**Task details:**
Each record must be reproduced exactly as it is shown.
---------- Excerpted data ----------
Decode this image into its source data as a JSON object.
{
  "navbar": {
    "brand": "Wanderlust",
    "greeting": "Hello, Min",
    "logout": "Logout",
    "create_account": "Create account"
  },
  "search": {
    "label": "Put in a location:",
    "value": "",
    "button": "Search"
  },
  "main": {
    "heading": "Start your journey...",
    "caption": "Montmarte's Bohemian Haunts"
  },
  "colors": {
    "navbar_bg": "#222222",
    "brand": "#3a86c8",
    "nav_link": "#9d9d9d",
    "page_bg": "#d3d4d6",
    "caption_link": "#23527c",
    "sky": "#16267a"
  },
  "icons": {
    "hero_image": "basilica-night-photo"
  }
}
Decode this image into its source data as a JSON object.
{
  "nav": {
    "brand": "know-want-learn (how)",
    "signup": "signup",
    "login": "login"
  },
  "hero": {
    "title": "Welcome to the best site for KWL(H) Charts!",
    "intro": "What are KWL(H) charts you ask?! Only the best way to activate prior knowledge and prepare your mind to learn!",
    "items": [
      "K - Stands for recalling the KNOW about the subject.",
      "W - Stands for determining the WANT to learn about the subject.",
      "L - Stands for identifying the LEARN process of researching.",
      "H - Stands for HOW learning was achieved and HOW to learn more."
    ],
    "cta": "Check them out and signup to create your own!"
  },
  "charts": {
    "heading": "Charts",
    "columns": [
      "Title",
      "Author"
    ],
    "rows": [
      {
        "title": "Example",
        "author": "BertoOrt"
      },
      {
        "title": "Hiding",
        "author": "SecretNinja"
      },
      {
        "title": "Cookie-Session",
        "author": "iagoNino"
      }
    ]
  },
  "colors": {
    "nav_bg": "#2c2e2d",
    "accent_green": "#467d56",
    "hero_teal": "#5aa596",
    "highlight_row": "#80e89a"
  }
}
----------
**Expected output:**
Decode this image into its source data as a JSON object.
{
  "navbar": {
    "brand": "Wanderlust",
    "greeting": "Hello, Min",
    "logout": "Logout",
    "create_account": "Create account"
  },
  "search": {
    "label": "Put in a location:",
    "value": "",
    "button": "Search"
  },
  "main": {
    "heading": "Start your journey...",
    "caption": "Montmarte's Bohemian Haunts"
  },
  "colors": {
    "navbar_bg": "#222222",
    "brand": "#3a86c8",
    "nav_link": "#9d9d9d",
    "page_bg": "#d3d4d6",
    "caption_link": "#23527c",
    "sky": "#16267a"
  },
  "icons": {
    "hero_image": "basilica-night-photo"
  }
}
Decode this image into its source data as a JSON object.
{
  "nav": {
    "brand": "know-want-learn (how)",
    "signup": "signup",
    "login": "login"
  },
  "hero": {
    "title": "Welcome to the best site for KWL(H) Charts!",
    "intro": "What are KWL(H) charts you ask?! Only the best way to activate prior knowledge and prepare your mind to learn!",
    "items": [
      "K - Stands for recalling the KNOW about the subject.",
      "W - Stands for determining the WANT to learn about the subject.",
      "L - Stands for identifying the LEARN process of researching.",
      "H - Stands for HOW learning was achieved and HOW to learn more."
    ],
    "cta": "Check them out and signup to create your own!"
  },
  "charts": {
    "heading": "Charts",
    "columns": [
      "Title",
      "Author"
    ],
    "rows": [
      {
        "title": "Example",
        "author": "BertoOrt"
      },
      {
        "title": "Hiding",
        "author": "SecretNinja"
      },
      {
        "title": "Cookie-Session",
        "author": "iagoNino"
      }
    ]
  },
  "colors": {
    "nav_bg": "#2c2e2d",
    "accent_green": "#467d56",
    "hero_teal": "#5aa596",
    "highlight_row": "#80e89a"
  }
}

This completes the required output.